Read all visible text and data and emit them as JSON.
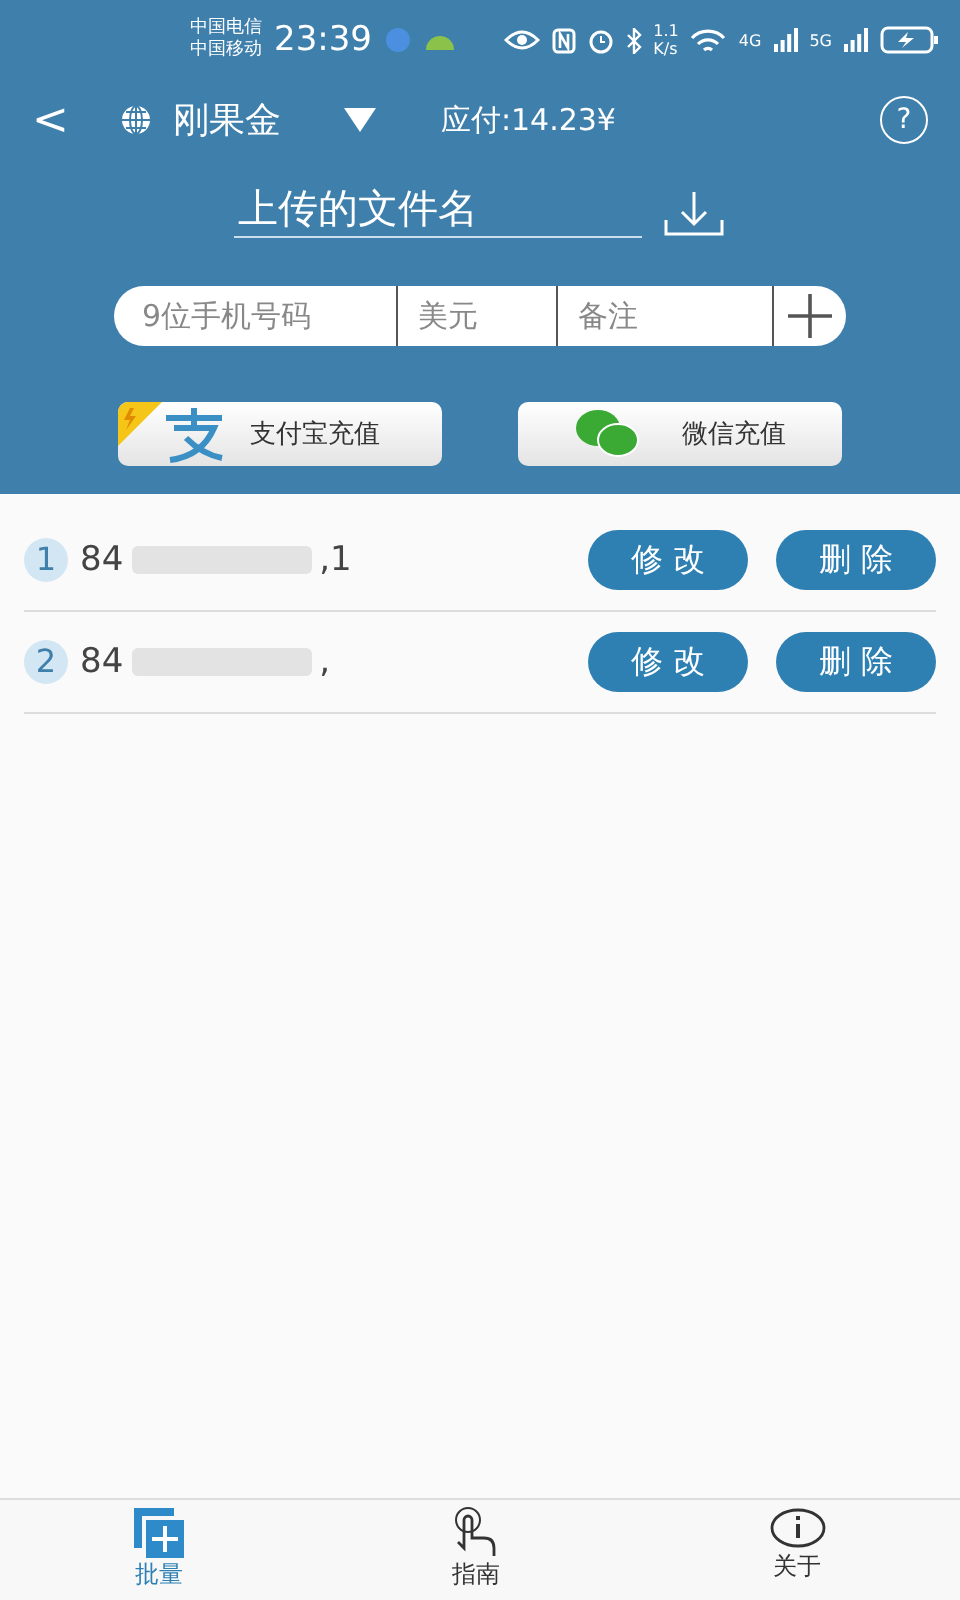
{
  "status_bar": {
    "carriers": [
      "中国电信",
      "中国移动"
    ],
    "time": "23:39",
    "speed": "1.1",
    "speed_unit": "K/s",
    "net1": "4G",
    "net2": "5G"
  },
  "header": {
    "back": "<",
    "account": "刚果金",
    "amount": "应付:14.23¥",
    "help": "?"
  },
  "file_name": {
    "placeholder": "上传的文件名"
  },
  "inputs": [
    {
      "placeholder": "9位手机号码"
    },
    {
      "placeholder": "美元"
    },
    {
      "placeholder": "备注"
    }
  ],
  "recharge_buttons": [
    {
      "kind": "alipay",
      "label": "支付宝充值"
    },
    {
      "kind": "wechat",
      "label": "微信充值"
    }
  ],
  "rows": [
    {
      "index": "1",
      "prefix": "84",
      "suffix": ",1",
      "edit": "修 改",
      "delete": "删 除"
    },
    {
      "index": "2",
      "prefix": "84",
      "suffix": ",",
      "edit": "修 改",
      "delete": "删 除"
    }
  ],
  "tabs": [
    {
      "kind": "batch",
      "label": "批量",
      "selected": true
    },
    {
      "kind": "guide",
      "label": "指南",
      "selected": false
    },
    {
      "kind": "about",
      "label": "关于",
      "selected": false
    }
  ]
}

################

SHORT PROBLEM
Print the entries above exactly, taking out only the pictures.

THE RESPONSE
Read all visible text and data and emit them as JSON.
{
  "status_bar": {
    "carriers": [
      "中国电信",
      "中国移动"
    ],
    "time": "23:39",
    "speed": "1.1",
    "speed_unit": "K/s",
    "net1": "4G",
    "net2": "5G"
  },
  "header": {
    "back": "<",
    "account": "刚果金",
    "amount": "应付:14.23¥",
    "help": "?"
  },
  "file_name": {
    "placeholder": "上传的文件名"
  },
  "inputs": [
    {
      "placeholder": "9位手机号码"
    },
    {
      "placeholder": "美元"
    },
    {
      "placeholder": "备注"
    }
  ],
  "recharge_buttons": [
    {
      "kind": "alipay",
      "label": "支付宝充值"
    },
    {
      "kind": "wechat",
      "label": "微信充值"
    }
  ],
  "rows": [
    {
      "index": "1",
      "prefix": "84",
      "suffix": ",1",
      "edit": "修 改",
      "delete": "删 除"
    },
    {
      "index": "2",
      "prefix": "84",
      "suffix": ",",
      "edit": "修 改",
      "delete": "删 除"
    }
  ],
  "tabs": [
    {
      "kind": "batch",
      "label": "批量",
      "selected": true
    },
    {
      "kind": "guide",
      "label": "指南",
      "selected": false
    },
    {
      "kind": "about",
      "label": "关于",
      "selected": false
    }
  ]
}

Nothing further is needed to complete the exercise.